→ **EXERCISE REQUIREMENTS**
Reproduce every entry exactly and leave its pictures out.
====== PROVIDED MATERIAL ======
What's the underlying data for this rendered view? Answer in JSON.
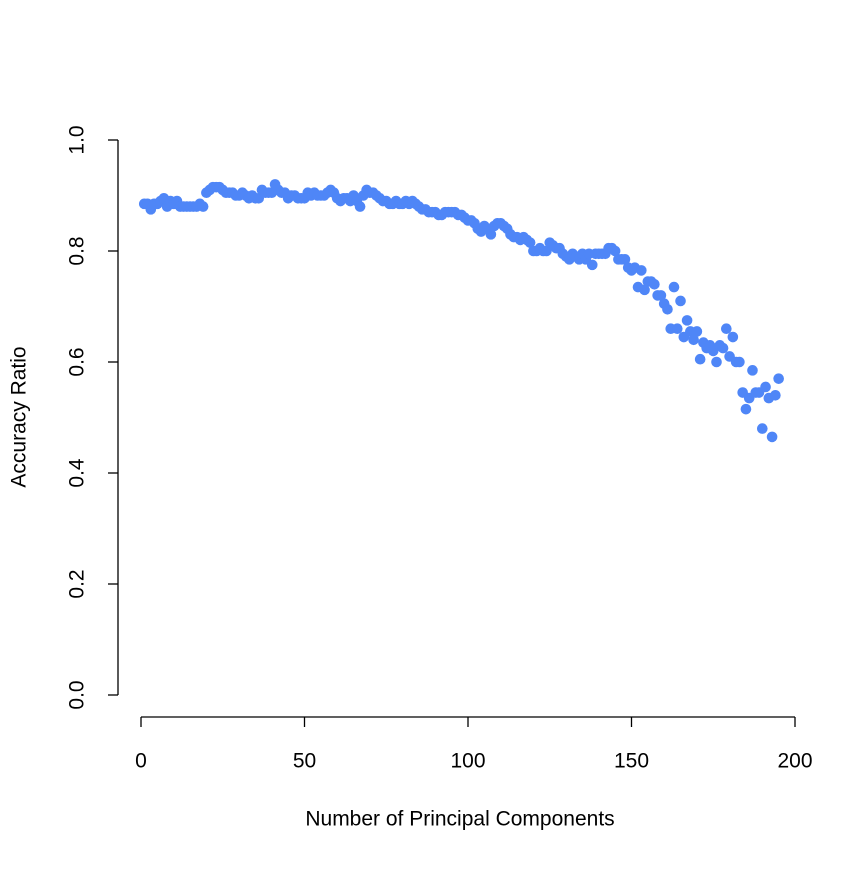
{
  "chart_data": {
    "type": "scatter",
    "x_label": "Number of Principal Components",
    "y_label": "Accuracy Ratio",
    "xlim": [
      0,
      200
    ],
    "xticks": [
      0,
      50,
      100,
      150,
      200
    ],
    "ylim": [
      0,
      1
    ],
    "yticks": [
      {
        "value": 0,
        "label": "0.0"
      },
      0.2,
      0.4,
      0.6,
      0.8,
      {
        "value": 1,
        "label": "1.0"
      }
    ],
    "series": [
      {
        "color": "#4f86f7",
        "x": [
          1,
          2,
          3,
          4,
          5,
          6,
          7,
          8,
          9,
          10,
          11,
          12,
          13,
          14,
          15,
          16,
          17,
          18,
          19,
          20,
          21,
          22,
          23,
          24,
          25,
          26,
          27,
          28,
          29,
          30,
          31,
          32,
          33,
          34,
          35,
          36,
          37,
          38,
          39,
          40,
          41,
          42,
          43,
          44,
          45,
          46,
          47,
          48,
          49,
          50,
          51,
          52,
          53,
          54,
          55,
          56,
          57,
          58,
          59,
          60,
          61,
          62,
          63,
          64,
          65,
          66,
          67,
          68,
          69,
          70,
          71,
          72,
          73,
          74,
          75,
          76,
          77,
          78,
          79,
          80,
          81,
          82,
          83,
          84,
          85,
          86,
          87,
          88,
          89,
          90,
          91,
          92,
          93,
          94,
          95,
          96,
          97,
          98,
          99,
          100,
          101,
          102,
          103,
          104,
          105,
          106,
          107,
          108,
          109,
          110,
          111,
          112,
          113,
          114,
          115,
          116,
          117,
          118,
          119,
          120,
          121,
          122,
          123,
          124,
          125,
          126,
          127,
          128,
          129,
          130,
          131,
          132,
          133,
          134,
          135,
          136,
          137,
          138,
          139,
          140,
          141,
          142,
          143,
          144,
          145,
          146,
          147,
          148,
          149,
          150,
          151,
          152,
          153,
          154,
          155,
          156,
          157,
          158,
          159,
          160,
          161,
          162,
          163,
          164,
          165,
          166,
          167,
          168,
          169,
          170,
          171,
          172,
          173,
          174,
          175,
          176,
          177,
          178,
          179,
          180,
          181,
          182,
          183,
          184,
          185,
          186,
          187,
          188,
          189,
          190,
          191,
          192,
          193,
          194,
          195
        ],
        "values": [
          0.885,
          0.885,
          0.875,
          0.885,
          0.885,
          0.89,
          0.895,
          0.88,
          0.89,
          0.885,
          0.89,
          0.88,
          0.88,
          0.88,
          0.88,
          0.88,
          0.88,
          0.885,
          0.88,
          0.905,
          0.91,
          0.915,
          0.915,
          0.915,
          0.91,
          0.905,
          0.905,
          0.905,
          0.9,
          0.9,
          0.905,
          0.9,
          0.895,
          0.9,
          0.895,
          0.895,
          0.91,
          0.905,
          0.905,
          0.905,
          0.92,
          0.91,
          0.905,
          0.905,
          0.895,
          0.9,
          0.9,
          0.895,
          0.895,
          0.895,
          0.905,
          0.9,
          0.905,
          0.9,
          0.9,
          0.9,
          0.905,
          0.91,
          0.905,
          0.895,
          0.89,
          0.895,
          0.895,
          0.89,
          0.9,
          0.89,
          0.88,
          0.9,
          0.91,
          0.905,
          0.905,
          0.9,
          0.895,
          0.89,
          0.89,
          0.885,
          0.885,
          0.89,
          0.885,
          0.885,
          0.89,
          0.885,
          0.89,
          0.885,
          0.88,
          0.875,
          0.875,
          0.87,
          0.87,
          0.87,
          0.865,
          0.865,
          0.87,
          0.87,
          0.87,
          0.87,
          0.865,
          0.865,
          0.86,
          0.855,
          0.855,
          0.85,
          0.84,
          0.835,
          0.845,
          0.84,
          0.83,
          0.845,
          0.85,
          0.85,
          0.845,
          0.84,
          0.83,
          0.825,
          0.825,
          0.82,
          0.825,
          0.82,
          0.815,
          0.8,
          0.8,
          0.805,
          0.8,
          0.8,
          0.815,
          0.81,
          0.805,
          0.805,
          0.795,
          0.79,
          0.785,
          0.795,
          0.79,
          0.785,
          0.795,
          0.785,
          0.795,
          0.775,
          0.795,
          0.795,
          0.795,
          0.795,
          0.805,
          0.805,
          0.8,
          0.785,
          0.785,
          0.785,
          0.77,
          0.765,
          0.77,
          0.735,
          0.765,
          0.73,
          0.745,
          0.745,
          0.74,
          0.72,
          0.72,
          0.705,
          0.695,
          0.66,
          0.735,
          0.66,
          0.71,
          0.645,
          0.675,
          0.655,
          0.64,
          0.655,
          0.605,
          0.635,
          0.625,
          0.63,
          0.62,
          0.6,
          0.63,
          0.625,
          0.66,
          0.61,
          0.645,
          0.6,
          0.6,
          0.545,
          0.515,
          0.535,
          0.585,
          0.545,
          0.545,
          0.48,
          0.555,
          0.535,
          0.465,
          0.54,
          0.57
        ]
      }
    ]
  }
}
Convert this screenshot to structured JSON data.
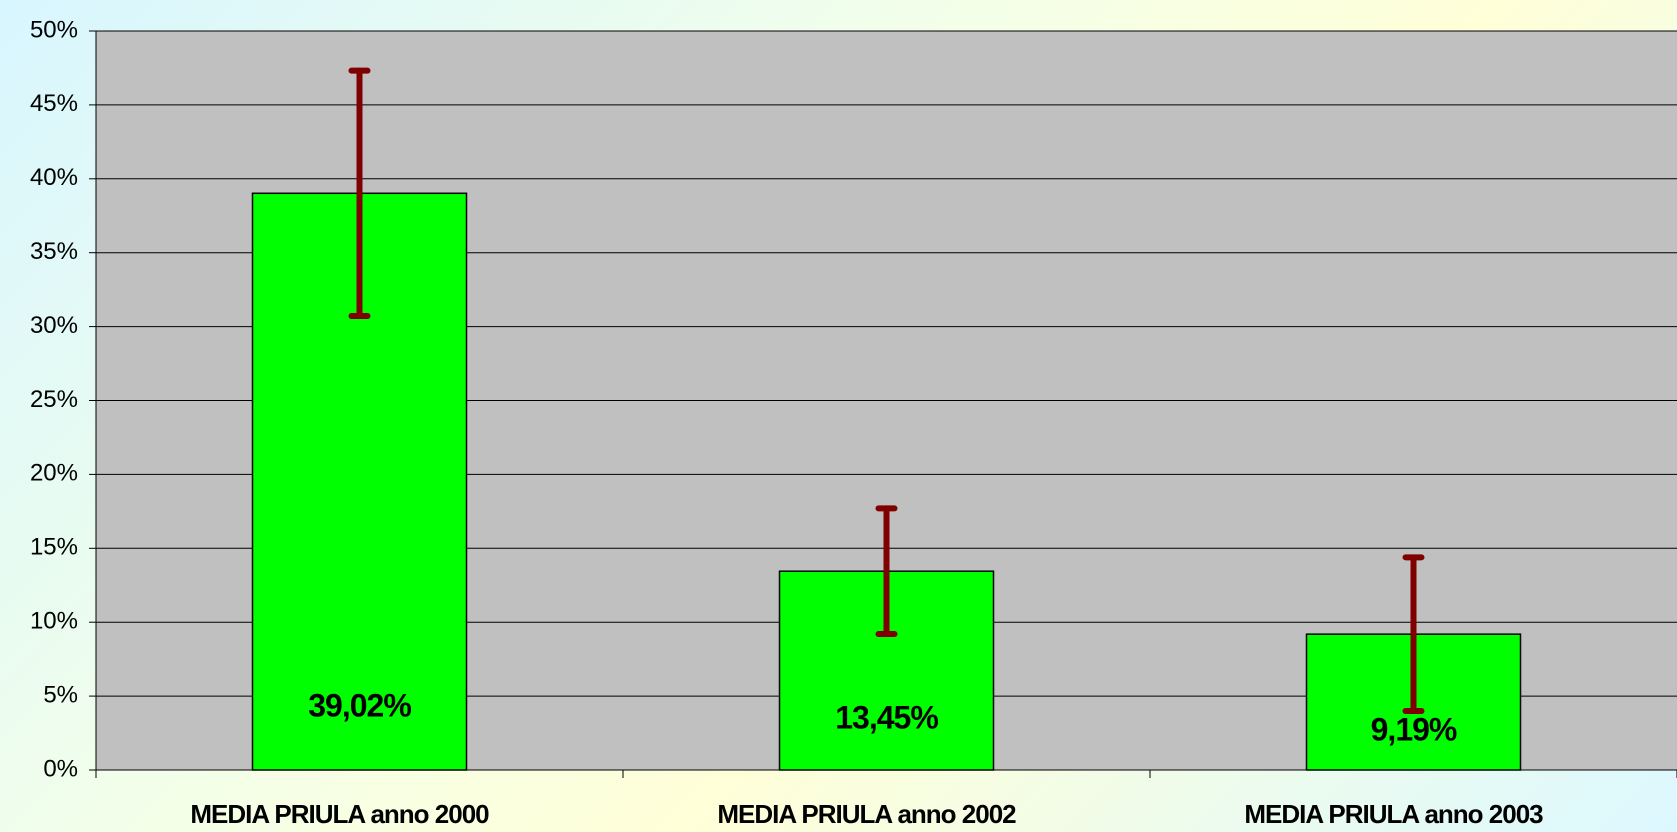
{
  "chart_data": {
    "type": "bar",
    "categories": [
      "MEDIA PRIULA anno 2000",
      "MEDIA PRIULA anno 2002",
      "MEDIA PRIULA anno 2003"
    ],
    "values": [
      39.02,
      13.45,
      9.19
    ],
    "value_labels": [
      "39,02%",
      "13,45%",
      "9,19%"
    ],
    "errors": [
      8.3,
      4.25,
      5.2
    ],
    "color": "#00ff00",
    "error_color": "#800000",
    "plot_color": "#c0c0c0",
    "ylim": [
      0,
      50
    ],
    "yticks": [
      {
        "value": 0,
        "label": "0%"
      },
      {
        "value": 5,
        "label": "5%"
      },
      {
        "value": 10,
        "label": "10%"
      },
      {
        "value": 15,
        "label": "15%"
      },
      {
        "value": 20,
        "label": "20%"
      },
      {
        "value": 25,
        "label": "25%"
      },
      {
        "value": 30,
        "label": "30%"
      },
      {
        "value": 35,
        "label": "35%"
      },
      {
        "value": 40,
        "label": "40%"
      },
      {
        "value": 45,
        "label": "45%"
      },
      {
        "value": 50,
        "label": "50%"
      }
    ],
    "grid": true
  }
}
======
→ **CORRECT RESULT**
What's the underlying data for this rendered view? Answer in JSON.
{
  "chart_data": {
    "type": "scatter",
    "x_label": "Number of Principal Components",
    "y_label": "Accuracy Ratio",
    "xlim": [
      0,
      200
    ],
    "xticks": [
      0,
      50,
      100,
      150,
      200
    ],
    "ylim": [
      0,
      1
    ],
    "yticks": [
      {
        "value": 0,
        "label": "0.0"
      },
      0.2,
      0.4,
      0.6,
      0.8,
      {
        "value": 1,
        "label": "1.0"
      }
    ],
    "series": [
      {
        "color": "#4f86f7",
        "x": [
          1,
          2,
          3,
          4,
          5,
          6,
          7,
          8,
          9,
          10,
          11,
          12,
          13,
          14,
          15,
          16,
          17,
          18,
          19,
          20,
          21,
          22,
          23,
          24,
          25,
          26,
          27,
          28,
          29,
          30,
          31,
          32,
          33,
          34,
          35,
          36,
          37,
          38,
          39,
          40,
          41,
          42,
          43,
          44,
          45,
          46,
          47,
          48,
          49,
          50,
          51,
          52,
          53,
          54,
          55,
          56,
          57,
          58,
          59,
          60,
          61,
          62,
          63,
          64,
          65,
          66,
          67,
          68,
          69,
          70,
          71,
          72,
          73,
          74,
          75,
          76,
          77,
          78,
          79,
          80,
          81,
          82,
          83,
          84,
          85,
          86,
          87,
          88,
          89,
          90,
          91,
          92,
          93,
          94,
          95,
          96,
          97,
          98,
          99,
          100,
          101,
          102,
          103,
          104,
          105,
          106,
          107,
          108,
          109,
          110,
          111,
          112,
          113,
          114,
          115,
          116,
          117,
          118,
          119,
          120,
          121,
          122,
          123,
          124,
          125,
          126,
          127,
          128,
          129,
          130,
          131,
          132,
          133,
          134,
          135,
          136,
          137,
          138,
          139,
          140,
          141,
          142,
          143,
          144,
          145,
          146,
          147,
          148,
          149,
          150,
          151,
          152,
          153,
          154,
          155,
          156,
          157,
          158,
          159,
          160,
          161,
          162,
          163,
          164,
          165,
          166,
          167,
          168,
          169,
          170,
          171,
          172,
          173,
          174,
          175,
          176,
          177,
          178,
          179,
          180,
          181,
          182,
          183,
          184,
          185,
          186,
          187,
          188,
          189,
          190,
          191,
          192,
          193,
          194,
          195
        ],
        "values": [
          0.885,
          0.885,
          0.875,
          0.885,
          0.885,
          0.89,
          0.895,
          0.88,
          0.89,
          0.885,
          0.89,
          0.88,
          0.88,
          0.88,
          0.88,
          0.88,
          0.88,
          0.885,
          0.88,
          0.905,
          0.91,
          0.915,
          0.915,
          0.915,
          0.91,
          0.905,
          0.905,
          0.905,
          0.9,
          0.9,
          0.905,
          0.9,
          0.895,
          0.9,
          0.895,
          0.895,
          0.91,
          0.905,
          0.905,
          0.905,
          0.92,
          0.91,
          0.905,
          0.905,
          0.895,
          0.9,
          0.9,
          0.895,
          0.895,
          0.895,
          0.905,
          0.9,
          0.905,
          0.9,
          0.9,
          0.9,
          0.905,
          0.91,
          0.905,
          0.895,
          0.89,
          0.895,
          0.895,
          0.89,
          0.9,
          0.89,
          0.88,
          0.9,
          0.91,
          0.905,
          0.905,
          0.9,
          0.895,
          0.89,
          0.89,
          0.885,
          0.885,
          0.89,
          0.885,
          0.885,
          0.89,
          0.885,
          0.89,
          0.885,
          0.88,
          0.875,
          0.875,
          0.87,
          0.87,
          0.87,
          0.865,
          0.865,
          0.87,
          0.87,
          0.87,
          0.87,
          0.865,
          0.865,
          0.86,
          0.855,
          0.855,
          0.85,
          0.84,
          0.835,
          0.845,
          0.84,
          0.83,
          0.845,
          0.85,
          0.85,
          0.845,
          0.84,
          0.83,
          0.825,
          0.825,
          0.82,
          0.825,
          0.82,
          0.815,
          0.8,
          0.8,
          0.805,
          0.8,
          0.8,
          0.815,
          0.81,
          0.805,
          0.805,
          0.795,
          0.79,
          0.785,
          0.795,
          0.79,
          0.785,
          0.795,
          0.785,
          0.795,
          0.775,
          0.795,
          0.795,
          0.795,
          0.795,
          0.805,
          0.805,
          0.8,
          0.785,
          0.785,
          0.785,
          0.77,
          0.765,
          0.77,
          0.735,
          0.765,
          0.73,
          0.745,
          0.745,
          0.74,
          0.72,
          0.72,
          0.705,
          0.695,
          0.66,
          0.735,
          0.66,
          0.71,
          0.645,
          0.675,
          0.655,
          0.64,
          0.655,
          0.605,
          0.635,
          0.625,
          0.63,
          0.62,
          0.6,
          0.63,
          0.625,
          0.66,
          0.61,
          0.645,
          0.6,
          0.6,
          0.545,
          0.515,
          0.535,
          0.585,
          0.545,
          0.545,
          0.48,
          0.555,
          0.535,
          0.465,
          0.54,
          0.57
        ]
      }
    ]
  }
}
Convert this screenshot to structured JSON data.
{
  "chart_data": {
    "type": "bar",
    "categories": [
      "MEDIA PRIULA anno 2000",
      "MEDIA PRIULA anno 2002",
      "MEDIA PRIULA anno 2003"
    ],
    "values": [
      39.02,
      13.45,
      9.19
    ],
    "value_labels": [
      "39,02%",
      "13,45%",
      "9,19%"
    ],
    "errors": [
      8.3,
      4.25,
      5.2
    ],
    "color": "#00ff00",
    "error_color": "#800000",
    "plot_color": "#c0c0c0",
    "ylim": [
      0,
      50
    ],
    "yticks": [
      {
        "value": 0,
        "label": "0%"
      },
      {
        "value": 5,
        "label": "5%"
      },
      {
        "value": 10,
        "label": "10%"
      },
      {
        "value": 15,
        "label": "15%"
      },
      {
        "value": 20,
        "label": "20%"
      },
      {
        "value": 25,
        "label": "25%"
      },
      {
        "value": 30,
        "label": "30%"
      },
      {
        "value": 35,
        "label": "35%"
      },
      {
        "value": 40,
        "label": "40%"
      },
      {
        "value": 45,
        "label": "45%"
      },
      {
        "value": 50,
        "label": "50%"
      }
    ],
    "grid": true
  }
}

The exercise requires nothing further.